Extracted records:
* * * * * * * * *
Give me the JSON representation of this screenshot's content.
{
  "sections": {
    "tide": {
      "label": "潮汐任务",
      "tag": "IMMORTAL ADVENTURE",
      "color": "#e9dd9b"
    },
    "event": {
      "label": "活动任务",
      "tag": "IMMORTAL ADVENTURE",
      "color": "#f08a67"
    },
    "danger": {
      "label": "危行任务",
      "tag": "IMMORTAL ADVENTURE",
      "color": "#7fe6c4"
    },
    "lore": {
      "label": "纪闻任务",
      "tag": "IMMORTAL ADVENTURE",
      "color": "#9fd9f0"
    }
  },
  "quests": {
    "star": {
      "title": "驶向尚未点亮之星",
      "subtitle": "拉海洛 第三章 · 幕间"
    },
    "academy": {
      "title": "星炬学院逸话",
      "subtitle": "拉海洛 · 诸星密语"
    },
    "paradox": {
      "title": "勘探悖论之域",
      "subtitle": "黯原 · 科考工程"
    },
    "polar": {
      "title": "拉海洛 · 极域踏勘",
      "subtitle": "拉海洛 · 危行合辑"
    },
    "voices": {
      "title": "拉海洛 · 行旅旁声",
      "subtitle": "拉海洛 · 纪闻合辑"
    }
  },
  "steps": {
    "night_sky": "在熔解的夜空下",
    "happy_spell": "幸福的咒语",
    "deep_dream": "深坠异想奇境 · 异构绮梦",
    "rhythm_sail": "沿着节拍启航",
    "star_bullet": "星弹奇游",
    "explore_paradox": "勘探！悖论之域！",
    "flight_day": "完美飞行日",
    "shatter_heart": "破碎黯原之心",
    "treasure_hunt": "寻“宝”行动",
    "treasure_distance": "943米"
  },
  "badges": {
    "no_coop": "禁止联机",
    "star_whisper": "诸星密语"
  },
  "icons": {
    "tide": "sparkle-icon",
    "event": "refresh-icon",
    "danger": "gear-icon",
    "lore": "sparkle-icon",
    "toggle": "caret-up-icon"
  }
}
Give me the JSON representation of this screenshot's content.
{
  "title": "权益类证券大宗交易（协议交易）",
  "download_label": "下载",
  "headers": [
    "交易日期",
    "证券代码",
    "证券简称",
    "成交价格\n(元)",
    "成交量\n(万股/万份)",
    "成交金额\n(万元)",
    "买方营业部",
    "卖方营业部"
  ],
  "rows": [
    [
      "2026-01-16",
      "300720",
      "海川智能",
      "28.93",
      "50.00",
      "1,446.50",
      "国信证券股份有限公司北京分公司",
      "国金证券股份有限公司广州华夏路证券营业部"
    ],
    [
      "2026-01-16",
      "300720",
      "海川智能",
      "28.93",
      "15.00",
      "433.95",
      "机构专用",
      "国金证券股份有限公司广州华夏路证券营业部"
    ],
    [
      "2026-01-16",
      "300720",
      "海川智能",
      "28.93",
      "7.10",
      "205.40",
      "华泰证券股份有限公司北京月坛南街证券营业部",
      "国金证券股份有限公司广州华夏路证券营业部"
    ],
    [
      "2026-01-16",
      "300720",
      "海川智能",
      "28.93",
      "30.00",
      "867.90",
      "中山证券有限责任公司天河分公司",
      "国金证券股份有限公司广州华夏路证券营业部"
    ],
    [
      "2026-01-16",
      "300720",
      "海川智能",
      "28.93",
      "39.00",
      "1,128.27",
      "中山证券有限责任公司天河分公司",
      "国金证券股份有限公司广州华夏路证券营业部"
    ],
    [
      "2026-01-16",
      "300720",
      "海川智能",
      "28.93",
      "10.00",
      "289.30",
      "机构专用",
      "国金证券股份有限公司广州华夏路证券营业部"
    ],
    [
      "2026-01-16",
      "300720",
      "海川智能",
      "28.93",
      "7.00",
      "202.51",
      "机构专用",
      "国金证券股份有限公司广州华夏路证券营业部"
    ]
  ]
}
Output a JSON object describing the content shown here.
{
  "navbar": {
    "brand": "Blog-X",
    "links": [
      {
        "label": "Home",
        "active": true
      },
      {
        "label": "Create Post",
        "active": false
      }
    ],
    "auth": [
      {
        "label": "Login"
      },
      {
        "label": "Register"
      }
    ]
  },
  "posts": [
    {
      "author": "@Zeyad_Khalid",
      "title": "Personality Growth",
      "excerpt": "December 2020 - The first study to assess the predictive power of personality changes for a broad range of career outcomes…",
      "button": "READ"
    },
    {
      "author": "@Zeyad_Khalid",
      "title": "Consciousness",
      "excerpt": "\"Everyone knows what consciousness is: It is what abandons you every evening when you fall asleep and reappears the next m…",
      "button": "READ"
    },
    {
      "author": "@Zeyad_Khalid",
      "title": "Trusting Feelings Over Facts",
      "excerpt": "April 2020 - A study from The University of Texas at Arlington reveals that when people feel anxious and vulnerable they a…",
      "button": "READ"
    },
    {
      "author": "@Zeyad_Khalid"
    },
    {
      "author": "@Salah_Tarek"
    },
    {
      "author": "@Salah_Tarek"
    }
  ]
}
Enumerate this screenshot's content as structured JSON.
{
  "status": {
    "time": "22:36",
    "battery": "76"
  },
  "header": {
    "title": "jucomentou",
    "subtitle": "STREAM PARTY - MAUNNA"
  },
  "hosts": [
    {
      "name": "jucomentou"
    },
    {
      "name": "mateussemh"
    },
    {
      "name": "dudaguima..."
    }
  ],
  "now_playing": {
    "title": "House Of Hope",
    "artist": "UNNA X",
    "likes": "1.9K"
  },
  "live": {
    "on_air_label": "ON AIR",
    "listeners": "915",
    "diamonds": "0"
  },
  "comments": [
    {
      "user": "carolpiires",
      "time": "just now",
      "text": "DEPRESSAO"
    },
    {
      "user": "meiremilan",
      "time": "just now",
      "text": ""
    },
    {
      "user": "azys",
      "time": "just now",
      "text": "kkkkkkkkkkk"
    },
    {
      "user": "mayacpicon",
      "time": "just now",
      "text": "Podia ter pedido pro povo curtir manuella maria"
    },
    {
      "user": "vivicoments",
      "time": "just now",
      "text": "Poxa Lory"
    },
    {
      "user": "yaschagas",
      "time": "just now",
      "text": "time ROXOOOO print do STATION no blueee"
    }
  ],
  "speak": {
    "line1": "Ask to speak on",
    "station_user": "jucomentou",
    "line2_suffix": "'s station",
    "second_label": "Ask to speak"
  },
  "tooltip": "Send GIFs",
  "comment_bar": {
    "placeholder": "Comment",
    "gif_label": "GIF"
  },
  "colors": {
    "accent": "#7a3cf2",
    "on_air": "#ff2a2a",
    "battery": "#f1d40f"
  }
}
* * * * * * * * *
**Aim of the exercise:**
State the number of lines holding the word "when" in the listing. Add nothing else.

**Exercise answer:**
2